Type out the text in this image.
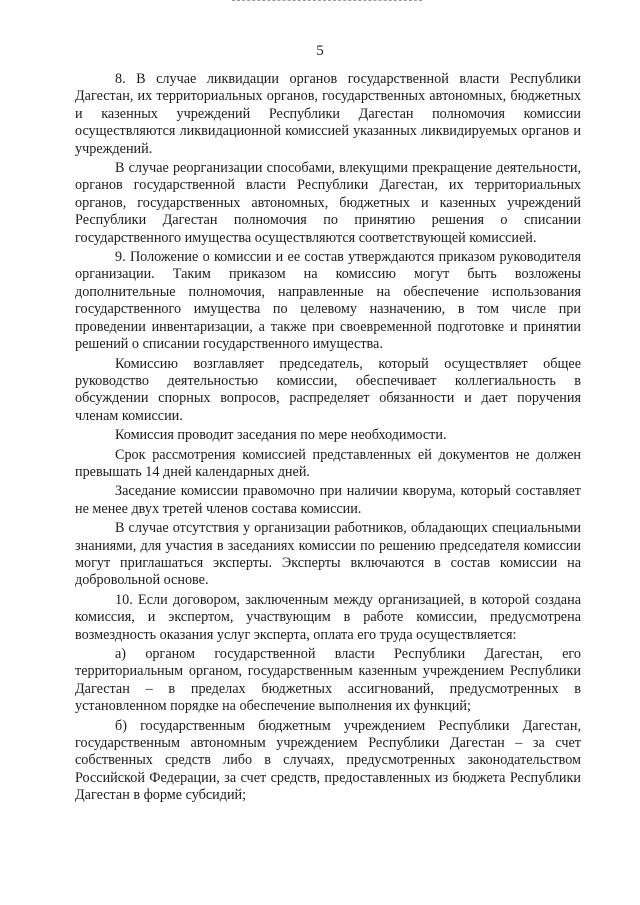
5

8. В случае ликвидации органов государственной власти Республики Дагестан, их территориальных органов, государственных автономных, бюджетных и казенных учреждений Республики Дагестан полномочия комиссии осуществляются ликвидационной комиссией указанных ликвидируемых органов и учреждений.

В случае реорганизации способами, влекущими прекращение деятельности, органов государственной власти Республики Дагестан, их территориальных органов, государственных автономных, бюджетных и казенных учреждений Республики Дагестан полномочия по принятию решения о списании государственного имущества осуществляются соответствующей комиссией.

9. Положение о комиссии и ее состав утверждаются приказом руководителя организации. Таким приказом на комиссию могут быть возложены дополнительные полномочия, направленные на обеспечение использования государственного имущества по целевому назначению, в том числе при проведении инвентаризации, а также при своевременной подготовке и принятии решений о списании государственного имущества.

Комиссию возглавляет председатель, который осуществляет общее руководство деятельностью комиссии, обеспечивает коллегиальность в обсуждении спорных вопросов, распределяет обязанности и дает поручения членам комиссии.

Комиссия проводит заседания по мере необходимости.

Срок рассмотрения комиссией представленных ей документов не должен превышать 14 дней календарных дней.

Заседание комиссии правомочно при наличии кворума, который составляет не менее двух третей членов состава комиссии.

В случае отсутствия у организации работников, обладающих специальными знаниями, для участия в заседаниях комиссии по решению председателя комиссии могут приглашаться эксперты. Эксперты включаются в состав комиссии на добровольной основе.

10. Если договором, заключенным между организацией, в которой создана комиссия, и экспертом, участвующим в работе комиссии, предусмотрена возмездность оказания услуг эксперта, оплата его труда осуществляется:

а) органом государственной власти Республики Дагестан, его территориальным органом, государственным казенным учреждением Республики Дагестан – в пределах бюджетных ассигнований, предусмотренных в установленном порядке на обеспечение выполнения их функций;

б) государственным бюджетным учреждением Республики Дагестан, государственным автономным учреждением Республики Дагестан – за счет собственных средств либо в случаях, предусмотренных законодательством Российской Федерации, за счет средств, предоставленных из бюджета Республики Дагестан в форме субсидий;
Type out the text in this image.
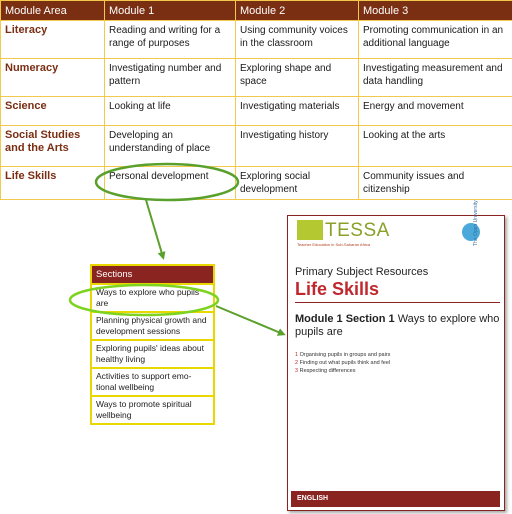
Module Area	Module 1	Module 2	Module 3
Literacy	Reading and writing for a range of purposes	Using community voices in the classroom	Promoting communication in an additional language
Numeracy	Investigating number and pattern	Exploring shape and space	Investigating measurement and data handling
Science	Looking at life	Investigating materials	Energy and movement
Social Studies and the Arts	Developing an understanding of place	Investigating history	Looking at the arts
Life Skills	Personal development	Exploring social development	Community issues and citizenship
Sections
Ways to explore who pupils are
Planning physical growth and development sessions
Exploring pupils' ideas about healthy living
Activities to support emo-tional wellbeing
Ways to promote spiritual wellbeing
TESSA
Teacher Education in Sub-Saharan Africa	The Open University
Primary Subject Resources
Life Skills
Module 1 Section 1 Ways to explore who pupils are
1 Organising pupils in groups and pairs
2 Finding out what pupils think and feel
3 Respecting differences
ENGLISH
--*--
**What is asked:** What is the number of lines in the listing that contain the string "могут"? Reply with that number alone.

**Exercise result:** 2